#### Task instructions
Return each line of the listing below, unchanged, and omit the images.

━━━ Task data ━━━

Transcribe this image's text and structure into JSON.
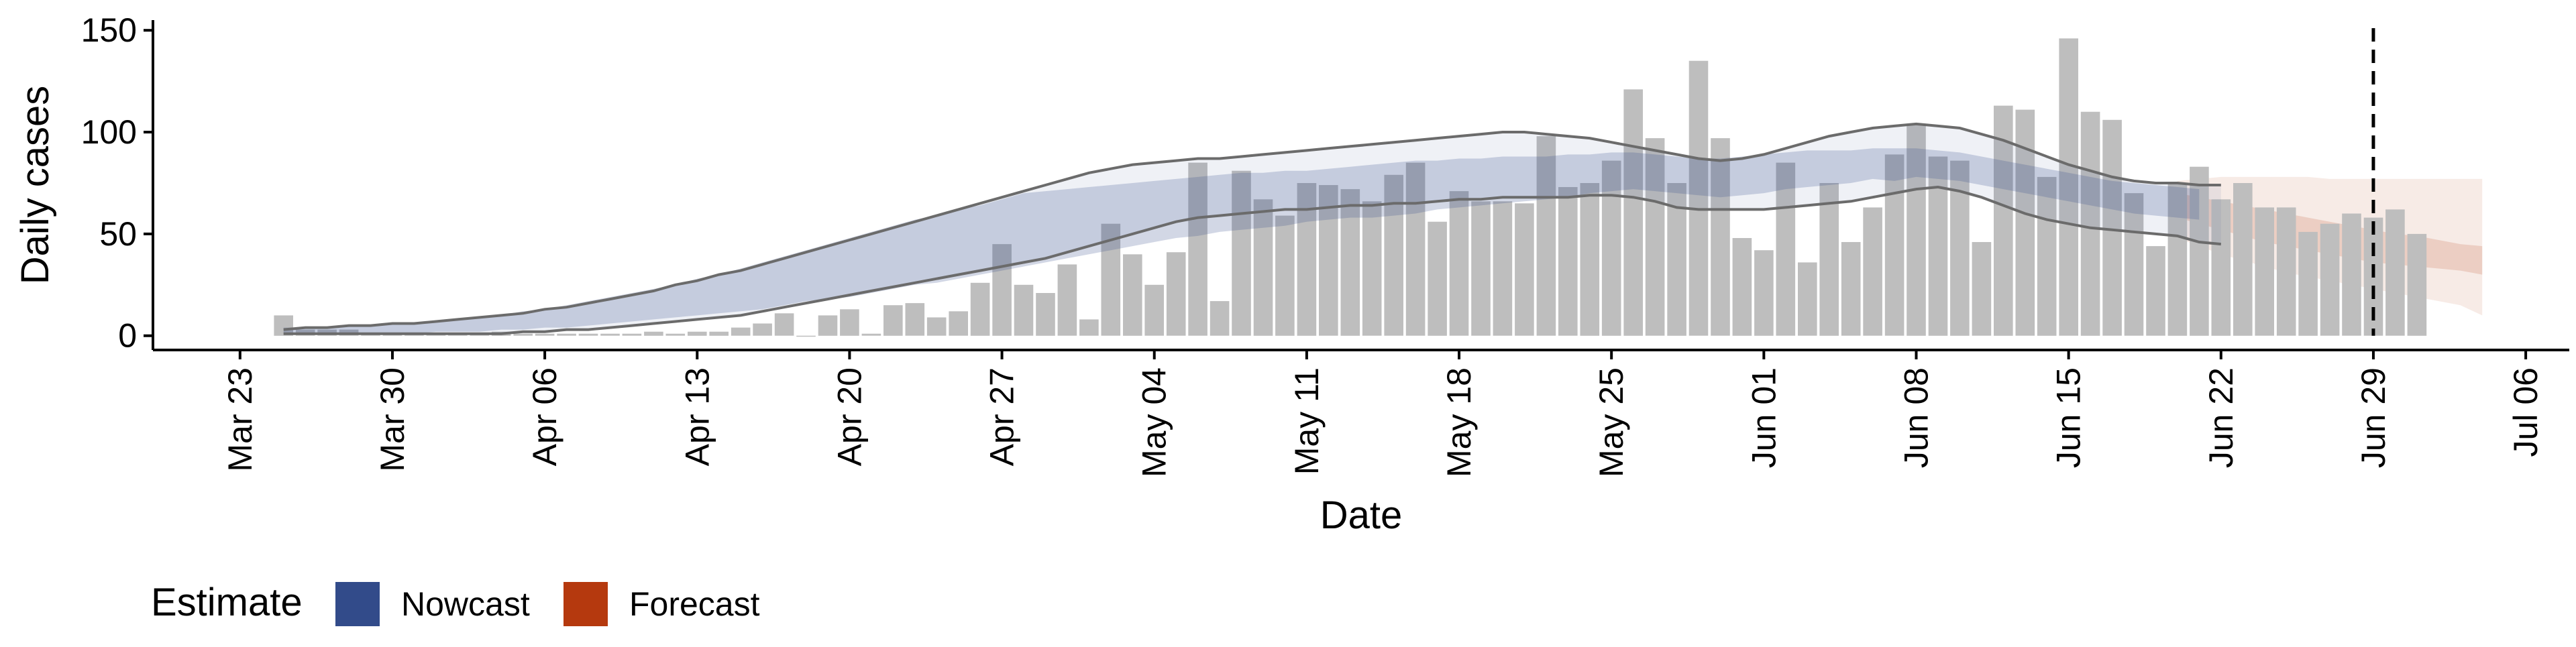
{
  "chart_data": {
    "type": "bar",
    "title": "",
    "xlabel": "Date",
    "ylabel": "Daily cases",
    "xlim": [
      "2020-03-19",
      "2020-07-08"
    ],
    "ylim": [
      -7,
      155
    ],
    "y_ticks": [
      0,
      50,
      100,
      150
    ],
    "x_ticks": [
      {
        "date": "2020-03-23",
        "label": "Mar 23"
      },
      {
        "date": "2020-03-30",
        "label": "Mar 30"
      },
      {
        "date": "2020-04-06",
        "label": "Apr 06"
      },
      {
        "date": "2020-04-13",
        "label": "Apr 13"
      },
      {
        "date": "2020-04-20",
        "label": "Apr 20"
      },
      {
        "date": "2020-04-27",
        "label": "Apr 27"
      },
      {
        "date": "2020-05-04",
        "label": "May 04"
      },
      {
        "date": "2020-05-11",
        "label": "May 11"
      },
      {
        "date": "2020-05-18",
        "label": "May 18"
      },
      {
        "date": "2020-05-25",
        "label": "May 25"
      },
      {
        "date": "2020-06-01",
        "label": "Jun 01"
      },
      {
        "date": "2020-06-08",
        "label": "Jun 08"
      },
      {
        "date": "2020-06-15",
        "label": "Jun 15"
      },
      {
        "date": "2020-06-22",
        "label": "Jun 22"
      },
      {
        "date": "2020-06-29",
        "label": "Jun 29"
      },
      {
        "date": "2020-07-06",
        "label": "Jul 06"
      }
    ],
    "grid": false,
    "legend": {
      "title": "Estimate",
      "placement": "bottom-left",
      "items": [
        {
          "label": "Nowcast",
          "color": "#324b8a"
        },
        {
          "label": "Forecast",
          "color": "#b5390e"
        }
      ]
    },
    "cutoff_date": "2020-06-29",
    "colors": {
      "bars": "#bebebe",
      "nowcast": "#324b8a",
      "forecast": "#b5390e",
      "bound_lines": "#6b6b6b",
      "cutoff_line": "#000000"
    },
    "bars": {
      "start_date": "2020-03-25",
      "values": [
        10,
        3,
        3,
        3,
        1,
        1,
        1,
        1,
        1,
        1,
        2,
        1,
        1,
        1,
        1,
        1,
        1,
        2,
        1,
        2,
        2,
        4,
        6,
        11,
        0,
        10,
        13,
        1,
        15,
        16,
        9,
        12,
        26,
        45,
        25,
        21,
        35,
        8,
        55,
        40,
        25,
        41,
        85,
        17,
        81,
        67,
        59,
        75,
        74,
        72,
        66,
        79,
        85,
        56,
        71,
        66,
        66,
        65,
        98,
        73,
        75,
        86,
        121,
        97,
        75,
        135,
        97,
        48,
        42,
        85,
        36,
        75,
        46,
        63,
        89,
        104,
        88,
        86,
        46,
        113,
        111,
        78,
        146,
        110,
        106,
        70,
        44,
        75,
        83,
        67,
        75,
        63,
        63,
        51,
        55,
        60,
        58,
        62,
        50
      ]
    },
    "series": [
      {
        "name": "Nowcast",
        "kind": "band",
        "start_date": "2020-03-25",
        "lower": [
          1,
          1,
          1,
          1,
          1,
          1,
          1,
          2,
          2,
          2,
          3,
          3,
          4,
          4,
          5,
          6,
          7,
          8,
          9,
          10,
          11,
          12,
          13,
          15,
          17,
          18,
          19,
          21,
          23,
          25,
          26,
          28,
          30,
          32,
          34,
          36,
          38,
          40,
          42,
          44,
          46,
          48,
          49,
          51,
          52,
          53,
          54,
          56,
          57,
          58,
          58,
          59,
          60,
          62,
          63,
          64,
          65,
          66,
          67,
          68,
          70,
          71,
          72,
          71,
          70,
          69,
          68,
          69,
          70,
          72,
          73,
          74,
          75,
          77,
          76,
          78,
          77,
          76,
          74,
          72,
          70,
          68,
          66,
          64,
          62,
          60,
          59,
          58,
          57
        ],
        "upper": [
          4,
          4,
          4,
          5,
          5,
          6,
          6,
          7,
          8,
          9,
          10,
          12,
          13,
          15,
          17,
          19,
          21,
          23,
          25,
          28,
          30,
          33,
          36,
          39,
          42,
          45,
          48,
          51,
          54,
          57,
          59,
          62,
          64,
          67,
          70,
          71,
          72,
          73,
          74,
          75,
          76,
          77,
          78,
          79,
          80,
          80,
          81,
          81,
          82,
          83,
          84,
          85,
          86,
          86,
          87,
          87,
          88,
          88,
          88,
          89,
          89,
          90,
          90,
          89,
          88,
          87,
          87,
          88,
          89,
          90,
          91,
          91,
          91,
          92,
          92,
          92,
          91,
          90,
          88,
          86,
          84,
          82,
          80,
          78,
          76,
          75,
          74,
          73,
          72
        ]
      },
      {
        "name": "",
        "kind": "bounds",
        "start_date": "2020-03-25",
        "lower": [
          1,
          1,
          1,
          1,
          1,
          1,
          1,
          1,
          1,
          1,
          1,
          2,
          2,
          3,
          3,
          4,
          5,
          6,
          7,
          8,
          9,
          10,
          12,
          14,
          16,
          18,
          20,
          22,
          24,
          26,
          28,
          30,
          32,
          34,
          36,
          38,
          41,
          44,
          47,
          50,
          53,
          56,
          58,
          59,
          60,
          61,
          62,
          62,
          63,
          64,
          64,
          65,
          65,
          66,
          67,
          67,
          68,
          68,
          68,
          68,
          69,
          69,
          68,
          66,
          63,
          62,
          62,
          62,
          62,
          63,
          64,
          65,
          66,
          68,
          70,
          72,
          73,
          71,
          68,
          64,
          60,
          57,
          55,
          53,
          52,
          51,
          50,
          49,
          46,
          45
        ],
        "upper": [
          3,
          4,
          4,
          5,
          5,
          6,
          6,
          7,
          8,
          9,
          10,
          11,
          13,
          14,
          16,
          18,
          20,
          22,
          25,
          27,
          30,
          32,
          35,
          38,
          41,
          44,
          47,
          50,
          53,
          56,
          59,
          62,
          65,
          68,
          71,
          74,
          77,
          80,
          82,
          84,
          85,
          86,
          87,
          87,
          88,
          89,
          90,
          91,
          92,
          93,
          94,
          95,
          96,
          97,
          98,
          99,
          100,
          100,
          99,
          98,
          97,
          95,
          93,
          91,
          89,
          87,
          86,
          87,
          89,
          92,
          95,
          98,
          100,
          102,
          103,
          104,
          103,
          102,
          99,
          96,
          92,
          88,
          84,
          81,
          78,
          76,
          75,
          75,
          74,
          74
        ]
      },
      {
        "name": "Forecast",
        "kind": "band",
        "start_date": "2020-06-20",
        "inner_lower": [
          58,
          55,
          52,
          49,
          46,
          44,
          42,
          40,
          38,
          36,
          35,
          34,
          33,
          32,
          30
        ],
        "inner_upper": [
          70,
          68,
          66,
          64,
          62,
          60,
          58,
          56,
          54,
          52,
          50,
          49,
          47,
          45,
          44
        ],
        "outer_lower": [
          48,
          44,
          40,
          37,
          34,
          31,
          29,
          27,
          25,
          23,
          21,
          19,
          17,
          15,
          10
        ],
        "outer_upper": [
          76,
          77,
          78,
          78,
          78,
          78,
          78,
          77,
          77,
          77,
          77,
          77,
          77,
          77,
          77
        ]
      }
    ]
  }
}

━━━

#### Finished answer
Transcribe this image's text and structure into JSON.
{
  "chart_data": {
    "type": "bar",
    "title": "",
    "xlabel": "Date",
    "ylabel": "Daily cases",
    "xlim": [
      "2020-03-19",
      "2020-07-08"
    ],
    "ylim": [
      -7,
      155
    ],
    "y_ticks": [
      0,
      50,
      100,
      150
    ],
    "x_ticks": [
      {
        "date": "2020-03-23",
        "label": "Mar 23"
      },
      {
        "date": "2020-03-30",
        "label": "Mar 30"
      },
      {
        "date": "2020-04-06",
        "label": "Apr 06"
      },
      {
        "date": "2020-04-13",
        "label": "Apr 13"
      },
      {
        "date": "2020-04-20",
        "label": "Apr 20"
      },
      {
        "date": "2020-04-27",
        "label": "Apr 27"
      },
      {
        "date": "2020-05-04",
        "label": "May 04"
      },
      {
        "date": "2020-05-11",
        "label": "May 11"
      },
      {
        "date": "2020-05-18",
        "label": "May 18"
      },
      {
        "date": "2020-05-25",
        "label": "May 25"
      },
      {
        "date": "2020-06-01",
        "label": "Jun 01"
      },
      {
        "date": "2020-06-08",
        "label": "Jun 08"
      },
      {
        "date": "2020-06-15",
        "label": "Jun 15"
      },
      {
        "date": "2020-06-22",
        "label": "Jun 22"
      },
      {
        "date": "2020-06-29",
        "label": "Jun 29"
      },
      {
        "date": "2020-07-06",
        "label": "Jul 06"
      }
    ],
    "grid": false,
    "legend": {
      "title": "Estimate",
      "placement": "bottom-left",
      "items": [
        {
          "label": "Nowcast",
          "color": "#324b8a"
        },
        {
          "label": "Forecast",
          "color": "#b5390e"
        }
      ]
    },
    "cutoff_date": "2020-06-29",
    "colors": {
      "bars": "#bebebe",
      "nowcast": "#324b8a",
      "forecast": "#b5390e",
      "bound_lines": "#6b6b6b",
      "cutoff_line": "#000000"
    },
    "bars": {
      "start_date": "2020-03-25",
      "values": [
        10,
        3,
        3,
        3,
        1,
        1,
        1,
        1,
        1,
        1,
        2,
        1,
        1,
        1,
        1,
        1,
        1,
        2,
        1,
        2,
        2,
        4,
        6,
        11,
        0,
        10,
        13,
        1,
        15,
        16,
        9,
        12,
        26,
        45,
        25,
        21,
        35,
        8,
        55,
        40,
        25,
        41,
        85,
        17,
        81,
        67,
        59,
        75,
        74,
        72,
        66,
        79,
        85,
        56,
        71,
        66,
        66,
        65,
        98,
        73,
        75,
        86,
        121,
        97,
        75,
        135,
        97,
        48,
        42,
        85,
        36,
        75,
        46,
        63,
        89,
        104,
        88,
        86,
        46,
        113,
        111,
        78,
        146,
        110,
        106,
        70,
        44,
        75,
        83,
        67,
        75,
        63,
        63,
        51,
        55,
        60,
        58,
        62,
        50
      ]
    },
    "series": [
      {
        "name": "Nowcast",
        "kind": "band",
        "start_date": "2020-03-25",
        "lower": [
          1,
          1,
          1,
          1,
          1,
          1,
          1,
          2,
          2,
          2,
          3,
          3,
          4,
          4,
          5,
          6,
          7,
          8,
          9,
          10,
          11,
          12,
          13,
          15,
          17,
          18,
          19,
          21,
          23,
          25,
          26,
          28,
          30,
          32,
          34,
          36,
          38,
          40,
          42,
          44,
          46,
          48,
          49,
          51,
          52,
          53,
          54,
          56,
          57,
          58,
          58,
          59,
          60,
          62,
          63,
          64,
          65,
          66,
          67,
          68,
          70,
          71,
          72,
          71,
          70,
          69,
          68,
          69,
          70,
          72,
          73,
          74,
          75,
          77,
          76,
          78,
          77,
          76,
          74,
          72,
          70,
          68,
          66,
          64,
          62,
          60,
          59,
          58,
          57
        ],
        "upper": [
          4,
          4,
          4,
          5,
          5,
          6,
          6,
          7,
          8,
          9,
          10,
          12,
          13,
          15,
          17,
          19,
          21,
          23,
          25,
          28,
          30,
          33,
          36,
          39,
          42,
          45,
          48,
          51,
          54,
          57,
          59,
          62,
          64,
          67,
          70,
          71,
          72,
          73,
          74,
          75,
          76,
          77,
          78,
          79,
          80,
          80,
          81,
          81,
          82,
          83,
          84,
          85,
          86,
          86,
          87,
          87,
          88,
          88,
          88,
          89,
          89,
          90,
          90,
          89,
          88,
          87,
          87,
          88,
          89,
          90,
          91,
          91,
          91,
          92,
          92,
          92,
          91,
          90,
          88,
          86,
          84,
          82,
          80,
          78,
          76,
          75,
          74,
          73,
          72
        ]
      },
      {
        "name": "",
        "kind": "bounds",
        "start_date": "2020-03-25",
        "lower": [
          1,
          1,
          1,
          1,
          1,
          1,
          1,
          1,
          1,
          1,
          1,
          2,
          2,
          3,
          3,
          4,
          5,
          6,
          7,
          8,
          9,
          10,
          12,
          14,
          16,
          18,
          20,
          22,
          24,
          26,
          28,
          30,
          32,
          34,
          36,
          38,
          41,
          44,
          47,
          50,
          53,
          56,
          58,
          59,
          60,
          61,
          62,
          62,
          63,
          64,
          64,
          65,
          65,
          66,
          67,
          67,
          68,
          68,
          68,
          68,
          69,
          69,
          68,
          66,
          63,
          62,
          62,
          62,
          62,
          63,
          64,
          65,
          66,
          68,
          70,
          72,
          73,
          71,
          68,
          64,
          60,
          57,
          55,
          53,
          52,
          51,
          50,
          49,
          46,
          45
        ],
        "upper": [
          3,
          4,
          4,
          5,
          5,
          6,
          6,
          7,
          8,
          9,
          10,
          11,
          13,
          14,
          16,
          18,
          20,
          22,
          25,
          27,
          30,
          32,
          35,
          38,
          41,
          44,
          47,
          50,
          53,
          56,
          59,
          62,
          65,
          68,
          71,
          74,
          77,
          80,
          82,
          84,
          85,
          86,
          87,
          87,
          88,
          89,
          90,
          91,
          92,
          93,
          94,
          95,
          96,
          97,
          98,
          99,
          100,
          100,
          99,
          98,
          97,
          95,
          93,
          91,
          89,
          87,
          86,
          87,
          89,
          92,
          95,
          98,
          100,
          102,
          103,
          104,
          103,
          102,
          99,
          96,
          92,
          88,
          84,
          81,
          78,
          76,
          75,
          75,
          74,
          74
        ]
      },
      {
        "name": "Forecast",
        "kind": "band",
        "start_date": "2020-06-20",
        "inner_lower": [
          58,
          55,
          52,
          49,
          46,
          44,
          42,
          40,
          38,
          36,
          35,
          34,
          33,
          32,
          30
        ],
        "inner_upper": [
          70,
          68,
          66,
          64,
          62,
          60,
          58,
          56,
          54,
          52,
          50,
          49,
          47,
          45,
          44
        ],
        "outer_lower": [
          48,
          44,
          40,
          37,
          34,
          31,
          29,
          27,
          25,
          23,
          21,
          19,
          17,
          15,
          10
        ],
        "outer_upper": [
          76,
          77,
          78,
          78,
          78,
          78,
          78,
          77,
          77,
          77,
          77,
          77,
          77,
          77,
          77
        ]
      }
    ]
  }
}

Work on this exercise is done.